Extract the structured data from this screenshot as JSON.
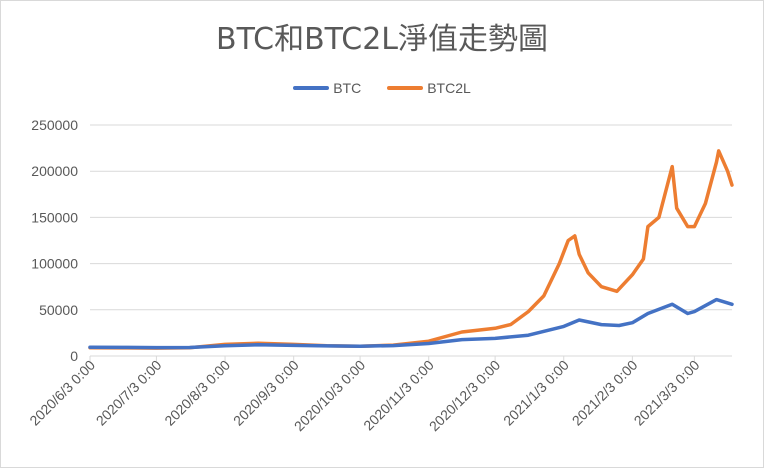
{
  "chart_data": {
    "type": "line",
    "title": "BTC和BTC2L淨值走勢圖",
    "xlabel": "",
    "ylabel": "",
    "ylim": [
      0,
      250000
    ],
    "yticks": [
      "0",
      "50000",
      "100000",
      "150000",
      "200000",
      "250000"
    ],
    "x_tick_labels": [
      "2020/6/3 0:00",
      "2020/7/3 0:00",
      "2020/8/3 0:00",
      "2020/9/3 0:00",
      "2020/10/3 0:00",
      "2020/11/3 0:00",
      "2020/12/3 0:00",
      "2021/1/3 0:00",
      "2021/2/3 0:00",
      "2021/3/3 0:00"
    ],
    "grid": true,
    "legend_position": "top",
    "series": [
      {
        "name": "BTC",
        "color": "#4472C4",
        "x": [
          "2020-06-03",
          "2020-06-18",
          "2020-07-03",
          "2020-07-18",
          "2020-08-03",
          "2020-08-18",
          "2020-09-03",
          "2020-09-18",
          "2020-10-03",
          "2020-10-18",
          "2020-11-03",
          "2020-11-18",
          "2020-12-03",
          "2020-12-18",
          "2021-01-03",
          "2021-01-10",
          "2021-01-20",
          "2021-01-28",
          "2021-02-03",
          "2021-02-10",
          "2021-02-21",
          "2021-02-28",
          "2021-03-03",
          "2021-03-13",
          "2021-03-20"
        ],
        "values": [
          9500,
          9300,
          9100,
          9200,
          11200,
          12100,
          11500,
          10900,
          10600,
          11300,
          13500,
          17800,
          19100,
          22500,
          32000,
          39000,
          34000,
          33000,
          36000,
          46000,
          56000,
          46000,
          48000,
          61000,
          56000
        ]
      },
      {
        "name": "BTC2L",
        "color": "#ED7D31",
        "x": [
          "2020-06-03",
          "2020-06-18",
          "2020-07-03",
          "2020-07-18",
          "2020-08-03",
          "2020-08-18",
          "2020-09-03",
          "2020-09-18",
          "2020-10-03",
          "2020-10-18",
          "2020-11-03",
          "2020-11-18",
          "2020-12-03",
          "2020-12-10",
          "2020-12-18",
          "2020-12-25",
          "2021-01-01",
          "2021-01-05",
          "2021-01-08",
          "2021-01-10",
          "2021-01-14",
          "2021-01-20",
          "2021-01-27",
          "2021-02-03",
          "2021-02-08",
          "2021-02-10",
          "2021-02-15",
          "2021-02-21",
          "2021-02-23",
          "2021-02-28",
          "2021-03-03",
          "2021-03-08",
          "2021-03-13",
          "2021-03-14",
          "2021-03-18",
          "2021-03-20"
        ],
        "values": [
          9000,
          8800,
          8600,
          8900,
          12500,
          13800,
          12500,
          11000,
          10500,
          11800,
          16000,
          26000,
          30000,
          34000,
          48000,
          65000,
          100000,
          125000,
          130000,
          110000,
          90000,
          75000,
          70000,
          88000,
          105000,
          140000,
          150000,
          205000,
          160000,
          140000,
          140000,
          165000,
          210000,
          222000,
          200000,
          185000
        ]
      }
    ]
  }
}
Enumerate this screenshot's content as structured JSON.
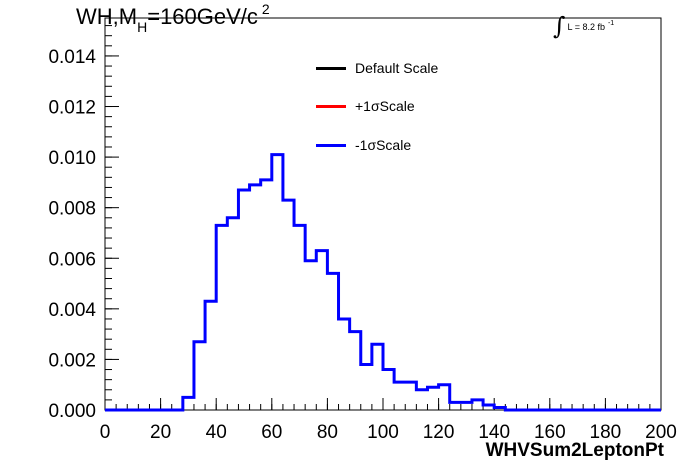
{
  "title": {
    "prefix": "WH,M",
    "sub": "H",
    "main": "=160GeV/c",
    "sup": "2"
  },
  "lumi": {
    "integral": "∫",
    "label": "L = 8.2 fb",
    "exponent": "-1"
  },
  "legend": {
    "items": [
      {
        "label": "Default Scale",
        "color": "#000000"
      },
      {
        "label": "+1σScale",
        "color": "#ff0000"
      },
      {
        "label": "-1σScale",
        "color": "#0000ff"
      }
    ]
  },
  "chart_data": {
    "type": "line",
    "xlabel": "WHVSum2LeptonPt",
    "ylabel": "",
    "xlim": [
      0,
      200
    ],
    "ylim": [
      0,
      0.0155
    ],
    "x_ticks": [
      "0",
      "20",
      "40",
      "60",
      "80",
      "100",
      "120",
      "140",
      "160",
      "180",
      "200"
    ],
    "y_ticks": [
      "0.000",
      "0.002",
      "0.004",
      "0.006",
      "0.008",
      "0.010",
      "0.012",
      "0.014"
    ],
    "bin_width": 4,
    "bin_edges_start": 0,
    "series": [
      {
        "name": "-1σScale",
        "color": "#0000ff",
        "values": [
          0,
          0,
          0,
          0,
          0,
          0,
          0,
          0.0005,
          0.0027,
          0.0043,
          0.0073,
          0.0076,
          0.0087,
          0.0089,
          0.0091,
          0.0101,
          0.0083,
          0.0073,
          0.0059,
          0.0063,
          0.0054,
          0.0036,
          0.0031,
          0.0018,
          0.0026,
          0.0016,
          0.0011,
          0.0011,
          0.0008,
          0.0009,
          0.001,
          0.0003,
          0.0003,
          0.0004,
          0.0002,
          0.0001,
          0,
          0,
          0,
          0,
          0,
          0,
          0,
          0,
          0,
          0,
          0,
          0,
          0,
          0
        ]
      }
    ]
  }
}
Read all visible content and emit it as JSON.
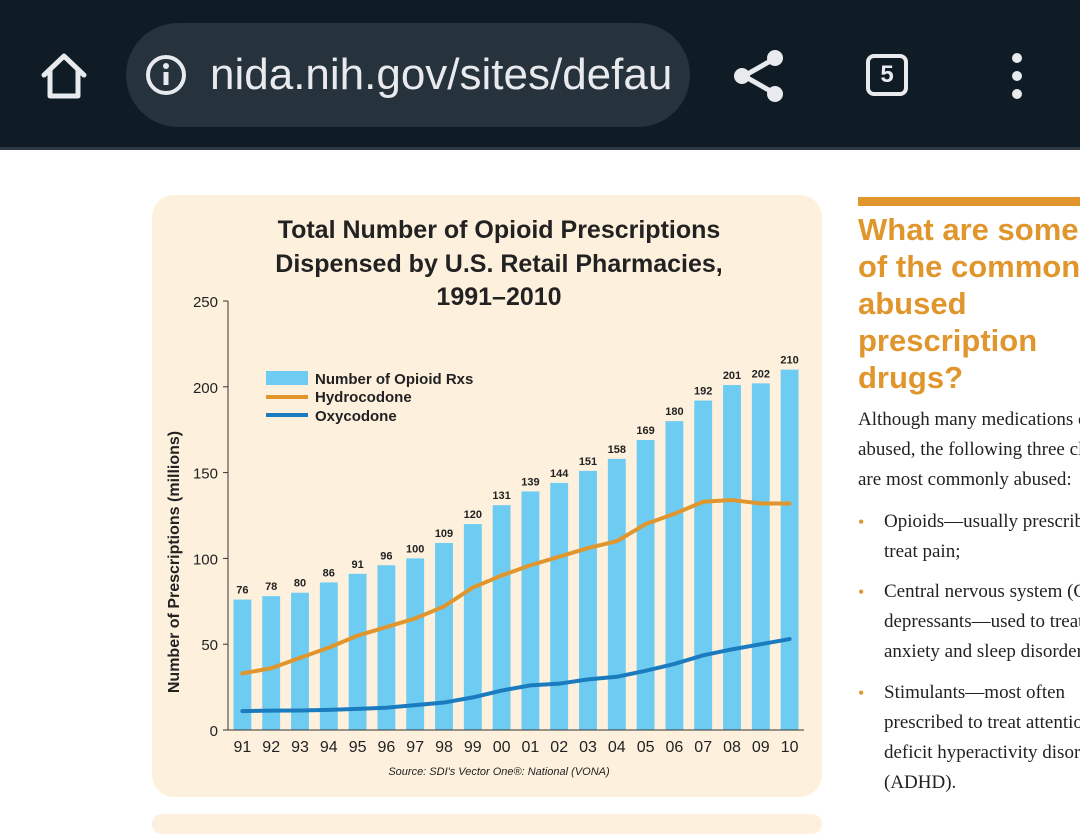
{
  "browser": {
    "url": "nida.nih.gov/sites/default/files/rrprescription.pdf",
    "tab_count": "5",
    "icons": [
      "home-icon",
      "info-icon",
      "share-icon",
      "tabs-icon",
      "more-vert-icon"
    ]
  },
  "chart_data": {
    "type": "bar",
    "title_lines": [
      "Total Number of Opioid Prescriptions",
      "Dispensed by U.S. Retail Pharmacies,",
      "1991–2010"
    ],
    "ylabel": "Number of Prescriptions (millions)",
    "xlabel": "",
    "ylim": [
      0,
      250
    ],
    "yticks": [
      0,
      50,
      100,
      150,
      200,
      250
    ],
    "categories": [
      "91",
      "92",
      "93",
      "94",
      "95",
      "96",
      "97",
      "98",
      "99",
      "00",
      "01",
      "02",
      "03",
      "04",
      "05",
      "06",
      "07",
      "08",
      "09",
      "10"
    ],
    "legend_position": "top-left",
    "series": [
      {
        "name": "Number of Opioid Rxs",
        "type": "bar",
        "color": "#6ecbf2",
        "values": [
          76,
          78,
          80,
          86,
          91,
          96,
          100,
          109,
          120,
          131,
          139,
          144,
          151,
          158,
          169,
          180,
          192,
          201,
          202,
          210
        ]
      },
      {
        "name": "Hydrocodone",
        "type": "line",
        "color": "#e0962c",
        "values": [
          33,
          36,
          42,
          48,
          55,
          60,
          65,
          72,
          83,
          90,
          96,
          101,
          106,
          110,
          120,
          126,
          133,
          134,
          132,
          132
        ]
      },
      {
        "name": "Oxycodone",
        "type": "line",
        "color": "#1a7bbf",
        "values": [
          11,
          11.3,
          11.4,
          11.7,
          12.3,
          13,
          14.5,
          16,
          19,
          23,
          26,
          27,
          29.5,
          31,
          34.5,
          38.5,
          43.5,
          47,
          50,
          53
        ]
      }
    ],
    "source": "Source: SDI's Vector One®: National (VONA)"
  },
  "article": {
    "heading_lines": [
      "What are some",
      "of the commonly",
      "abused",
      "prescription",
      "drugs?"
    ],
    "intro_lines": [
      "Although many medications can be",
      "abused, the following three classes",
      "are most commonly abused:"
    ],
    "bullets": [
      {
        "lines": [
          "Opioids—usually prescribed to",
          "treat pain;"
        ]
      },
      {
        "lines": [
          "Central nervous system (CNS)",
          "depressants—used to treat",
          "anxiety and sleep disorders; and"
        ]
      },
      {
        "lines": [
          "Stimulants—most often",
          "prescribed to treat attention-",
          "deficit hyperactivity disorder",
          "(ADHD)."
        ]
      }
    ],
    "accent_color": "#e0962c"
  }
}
■ ■ ■ ■ ■ ■ ■
**GIVEN INSTRUCTION**
Reproduce the records, all of them, word for word; omit the pictures.

**WRITTEN ANSWER**
Extract the structured data from this screenshot as JSON.
{
  "chart_data": {
    "type": "line",
    "title": "BTC和BTC2L淨值走勢圖",
    "xlabel": "",
    "ylabel": "",
    "ylim": [
      0,
      250000
    ],
    "yticks": [
      "0",
      "50000",
      "100000",
      "150000",
      "200000",
      "250000"
    ],
    "x_tick_labels": [
      "2020/6/3 0:00",
      "2020/7/3 0:00",
      "2020/8/3 0:00",
      "2020/9/3 0:00",
      "2020/10/3 0:00",
      "2020/11/3 0:00",
      "2020/12/3 0:00",
      "2021/1/3 0:00",
      "2021/2/3 0:00",
      "2021/3/3 0:00"
    ],
    "grid": true,
    "legend_position": "top",
    "series": [
      {
        "name": "BTC",
        "color": "#4472C4",
        "x": [
          "2020-06-03",
          "2020-06-18",
          "2020-07-03",
          "2020-07-18",
          "2020-08-03",
          "2020-08-18",
          "2020-09-03",
          "2020-09-18",
          "2020-10-03",
          "2020-10-18",
          "2020-11-03",
          "2020-11-18",
          "2020-12-03",
          "2020-12-18",
          "2021-01-03",
          "2021-01-10",
          "2021-01-20",
          "2021-01-28",
          "2021-02-03",
          "2021-02-10",
          "2021-02-21",
          "2021-02-28",
          "2021-03-03",
          "2021-03-13",
          "2021-03-20"
        ],
        "values": [
          9500,
          9300,
          9100,
          9200,
          11200,
          12100,
          11500,
          10900,
          10600,
          11300,
          13500,
          17800,
          19100,
          22500,
          32000,
          39000,
          34000,
          33000,
          36000,
          46000,
          56000,
          46000,
          48000,
          61000,
          56000
        ]
      },
      {
        "name": "BTC2L",
        "color": "#ED7D31",
        "x": [
          "2020-06-03",
          "2020-06-18",
          "2020-07-03",
          "2020-07-18",
          "2020-08-03",
          "2020-08-18",
          "2020-09-03",
          "2020-09-18",
          "2020-10-03",
          "2020-10-18",
          "2020-11-03",
          "2020-11-18",
          "2020-12-03",
          "2020-12-10",
          "2020-12-18",
          "2020-12-25",
          "2021-01-01",
          "2021-01-05",
          "2021-01-08",
          "2021-01-10",
          "2021-01-14",
          "2021-01-20",
          "2021-01-27",
          "2021-02-03",
          "2021-02-08",
          "2021-02-10",
          "2021-02-15",
          "2021-02-21",
          "2021-02-23",
          "2021-02-28",
          "2021-03-03",
          "2021-03-08",
          "2021-03-13",
          "2021-03-14",
          "2021-03-18",
          "2021-03-20"
        ],
        "values": [
          9000,
          8800,
          8600,
          8900,
          12500,
          13800,
          12500,
          11000,
          10500,
          11800,
          16000,
          26000,
          30000,
          34000,
          48000,
          65000,
          100000,
          125000,
          130000,
          110000,
          90000,
          75000,
          70000,
          88000,
          105000,
          140000,
          150000,
          205000,
          160000,
          140000,
          140000,
          165000,
          210000,
          222000,
          200000,
          185000
        ]
      }
    ]
  }
}
Enumerate this screenshot's content as structured JSON.
{
  "title": {
    "prefix": "WH,M",
    "sub": "H",
    "main": "=160GeV/c",
    "sup": "2"
  },
  "lumi": {
    "integral": "∫",
    "label": "L = 8.2 fb",
    "exponent": "-1"
  },
  "legend": {
    "items": [
      {
        "label": "Default Scale",
        "color": "#000000"
      },
      {
        "label": "+1σScale",
        "color": "#ff0000"
      },
      {
        "label": "-1σScale",
        "color": "#0000ff"
      }
    ]
  },
  "chart_data": {
    "type": "line",
    "xlabel": "WHVSum2LeptonPt",
    "ylabel": "",
    "xlim": [
      0,
      200
    ],
    "ylim": [
      0,
      0.0155
    ],
    "x_ticks": [
      "0",
      "20",
      "40",
      "60",
      "80",
      "100",
      "120",
      "140",
      "160",
      "180",
      "200"
    ],
    "y_ticks": [
      "0.000",
      "0.002",
      "0.004",
      "0.006",
      "0.008",
      "0.010",
      "0.012",
      "0.014"
    ],
    "bin_width": 4,
    "bin_edges_start": 0,
    "series": [
      {
        "name": "-1σScale",
        "color": "#0000ff",
        "values": [
          0,
          0,
          0,
          0,
          0,
          0,
          0,
          0.0005,
          0.0027,
          0.0043,
          0.0073,
          0.0076,
          0.0087,
          0.0089,
          0.0091,
          0.0101,
          0.0083,
          0.0073,
          0.0059,
          0.0063,
          0.0054,
          0.0036,
          0.0031,
          0.0018,
          0.0026,
          0.0016,
          0.0011,
          0.0011,
          0.0008,
          0.0009,
          0.001,
          0.0003,
          0.0003,
          0.0004,
          0.0002,
          0.0001,
          0,
          0,
          0,
          0,
          0,
          0,
          0,
          0,
          0,
          0,
          0,
          0,
          0,
          0
        ]
      }
    ]
  }
}
Read all visible content and emit it as JSON.
{
  "browser": {
    "url": "nida.nih.gov/sites/default/files/rrprescription.pdf",
    "tab_count": "5",
    "icons": [
      "home-icon",
      "info-icon",
      "share-icon",
      "tabs-icon",
      "more-vert-icon"
    ]
  },
  "chart_data": {
    "type": "bar",
    "title_lines": [
      "Total Number of Opioid Prescriptions",
      "Dispensed by U.S. Retail Pharmacies,",
      "1991–2010"
    ],
    "ylabel": "Number of Prescriptions (millions)",
    "xlabel": "",
    "ylim": [
      0,
      250
    ],
    "yticks": [
      0,
      50,
      100,
      150,
      200,
      250
    ],
    "categories": [
      "91",
      "92",
      "93",
      "94",
      "95",
      "96",
      "97",
      "98",
      "99",
      "00",
      "01",
      "02",
      "03",
      "04",
      "05",
      "06",
      "07",
      "08",
      "09",
      "10"
    ],
    "legend_position": "top-left",
    "series": [
      {
        "name": "Number of Opioid Rxs",
        "type": "bar",
        "color": "#6ecbf2",
        "values": [
          76,
          78,
          80,
          86,
          91,
          96,
          100,
          109,
          120,
          131,
          139,
          144,
          151,
          158,
          169,
          180,
          192,
          201,
          202,
          210
        ]
      },
      {
        "name": "Hydrocodone",
        "type": "line",
        "color": "#e0962c",
        "values": [
          33,
          36,
          42,
          48,
          55,
          60,
          65,
          72,
          83,
          90,
          96,
          101,
          106,
          110,
          120,
          126,
          133,
          134,
          132,
          132
        ]
      },
      {
        "name": "Oxycodone",
        "type": "line",
        "color": "#1a7bbf",
        "values": [
          11,
          11.3,
          11.4,
          11.7,
          12.3,
          13,
          14.5,
          16,
          19,
          23,
          26,
          27,
          29.5,
          31,
          34.5,
          38.5,
          43.5,
          47,
          50,
          53
        ]
      }
    ],
    "source": "Source: SDI's Vector One®: National (VONA)"
  },
  "article": {
    "heading_lines": [
      "What are some",
      "of the commonly",
      "abused",
      "prescription",
      "drugs?"
    ],
    "intro_lines": [
      "Although many medications can be",
      "abused, the following three classes",
      "are most commonly abused:"
    ],
    "bullets": [
      {
        "lines": [
          "Opioids—usually prescribed to",
          "treat pain;"
        ]
      },
      {
        "lines": [
          "Central nervous system (CNS)",
          "depressants—used to treat",
          "anxiety and sleep disorders; and"
        ]
      },
      {
        "lines": [
          "Stimulants—most often",
          "prescribed to treat attention-",
          "deficit hyperactivity disorder",
          "(ADHD)."
        ]
      }
    ],
    "accent_color": "#e0962c"
  }
}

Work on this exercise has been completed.